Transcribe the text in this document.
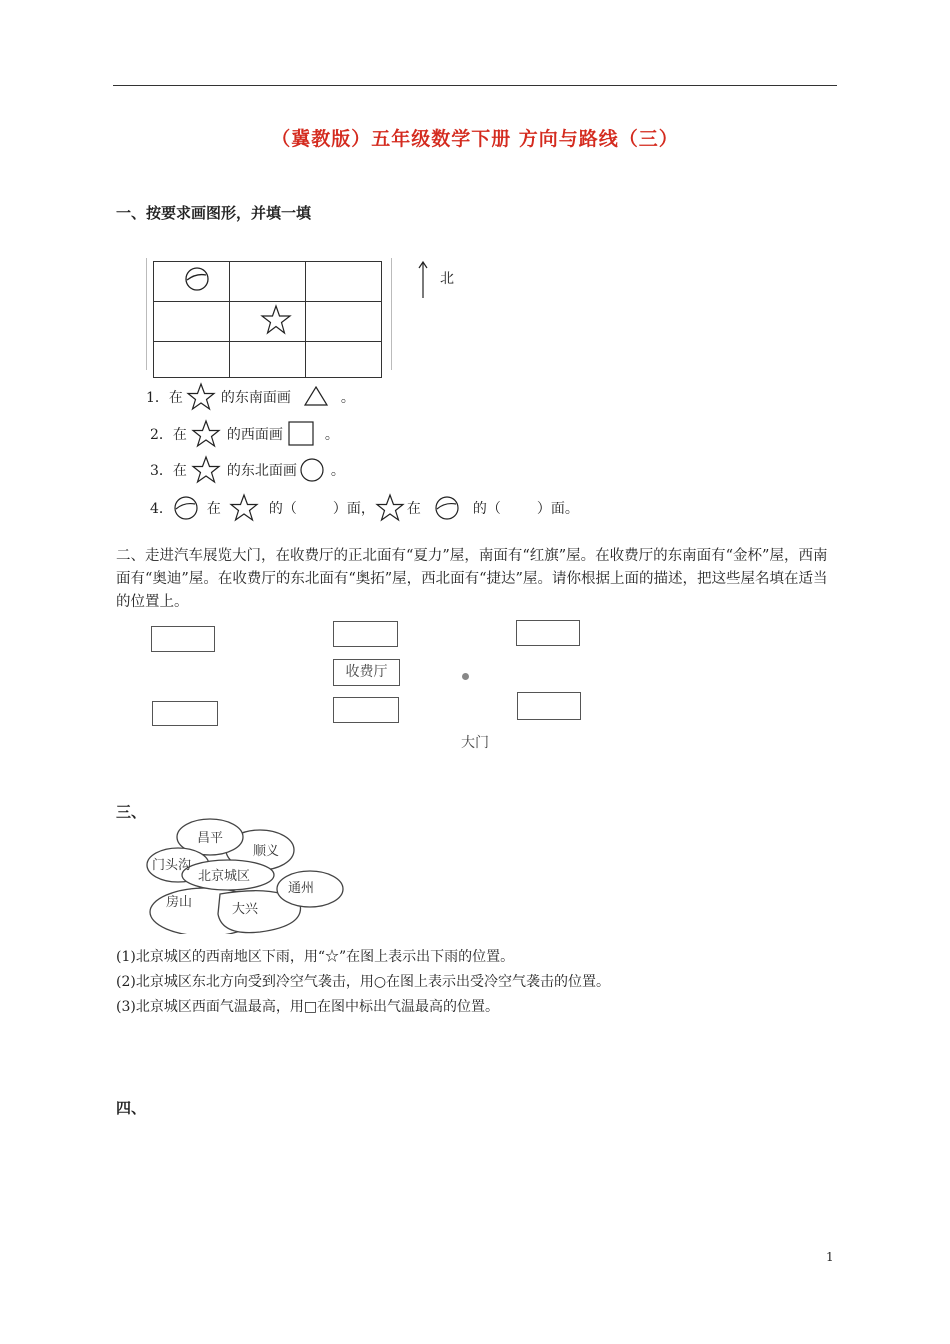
（冀教版）五年级数学下册 方向与路线（三）
一、按要求画图形，并填一填

北
1．在	的东南面画	。
2．在	的西面画	。
3．在	的东北面画 。
4． 在	的（	）面， 在	的（	）面。
二、走进汽车展览大门，在收费厅的正北面有“夏力”屋，南面有“红旗”屋。在收费厅的东南面有“金杯”屋，西南面有“奥迪”屋。在收费厅的东北面有“奥拓”屋，西北面有“捷达”屋。请你根据上面的描述，把这些屋名填在适当的位置上。
收费厅
大门
三、
昌平
顺义
门头沟
北京城区
通州
房山	大兴
(1)北京城区的西南地区下雨，用“☆”在图上表示出下雨的位置。
(2)北京城区东北方向受到冷空气袭击，用○在图上表示出受冷空气袭击的位置。
(3)北京城区西面气温最高，用□在图中标出气温最高的位置。
四、
1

◇ ◇ ◇ ◇ ◇

WHAT THE TASK REQUIRES ::
Reproduce all of the entries word for word, skipping any pictures they hold.

ANSWER TO THIS EXERCISE ::
Transcribe the text in this document.
（冀教版）五年级数学下册 方向与路线（三）
一、按要求画图形，并填一填

北
1．在	的东南面画	。
2．在	的西面画	。
3．在	的东北面画 。
4． 在	的（	）面， 在	的（	）面。
二、走进汽车展览大门，在收费厅的正北面有“夏力”屋，南面有“红旗”屋。在收费厅的东南面有“金杯”屋，西南面有“奥迪”屋。在收费厅的东北面有“奥拓”屋，西北面有“捷达”屋。请你根据上面的描述，把这些屋名填在适当的位置上。
收费厅
大门
三、
昌平
顺义
门头沟
北京城区
通州
房山	大兴
(1)北京城区的西南地区下雨，用“☆”在图上表示出下雨的位置。
(2)北京城区东北方向受到冷空气袭击，用○在图上表示出受冷空气袭击的位置。
(3)北京城区西面气温最高，用□在图中标出气温最高的位置。
四、
1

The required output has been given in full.